The request —
Reproduce every record exactly as it appears, but not the pictures.

Items from a data source

--- Start ---

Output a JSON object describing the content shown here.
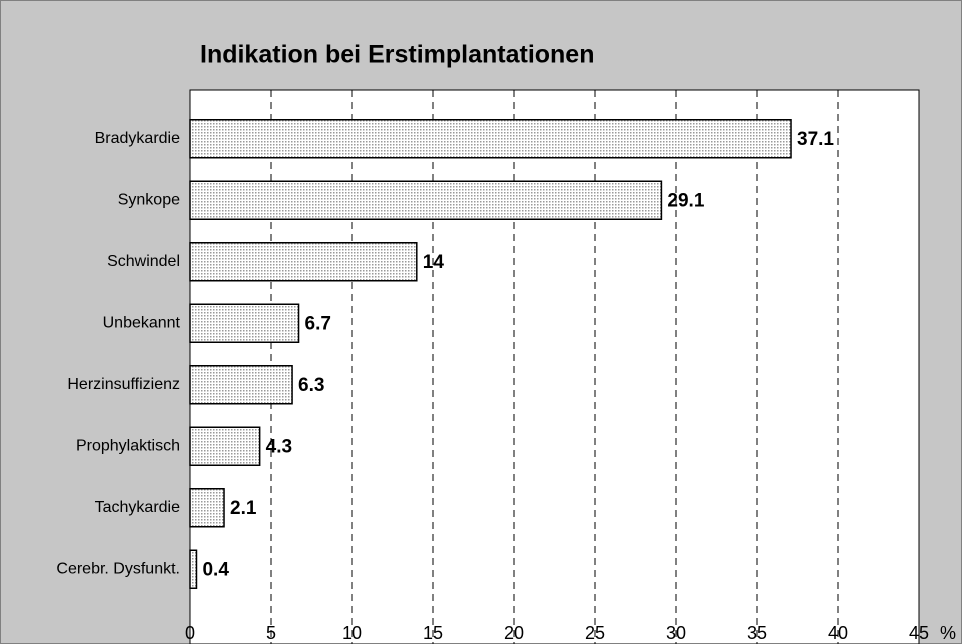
{
  "chart_data": {
    "type": "hbar",
    "title": "Indikation bei Erstimplantationen",
    "categories": [
      "Bradykardie",
      "Synkope",
      "Schwindel",
      "Unbekannt",
      "Herzinsuffizienz",
      "Prophylaktisch",
      "Tachykardie",
      "Cerebr. Dysfunkt."
    ],
    "values": [
      37.1,
      29.1,
      14,
      6.7,
      6.3,
      4.3,
      2.1,
      0.4
    ],
    "xlabel": "%",
    "xlim": [
      0,
      45
    ],
    "xticks": [
      0,
      5,
      10,
      15,
      20,
      25,
      30,
      35,
      40,
      45
    ],
    "grid": true,
    "color": "#d8d8d8"
  }
}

--- End ---

Solution for this task —
Output a JSON object describing the content shown here.
{
  "chart_data": {
    "type": "hbar",
    "title": "Indikation bei Erstimplantationen",
    "categories": [
      "Bradykardie",
      "Synkope",
      "Schwindel",
      "Unbekannt",
      "Herzinsuffizienz",
      "Prophylaktisch",
      "Tachykardie",
      "Cerebr. Dysfunkt."
    ],
    "values": [
      37.1,
      29.1,
      14,
      6.7,
      6.3,
      4.3,
      2.1,
      0.4
    ],
    "xlabel": "%",
    "xlim": [
      0,
      45
    ],
    "xticks": [
      0,
      5,
      10,
      15,
      20,
      25,
      30,
      35,
      40,
      45
    ],
    "grid": true,
    "color": "#d8d8d8"
  }
}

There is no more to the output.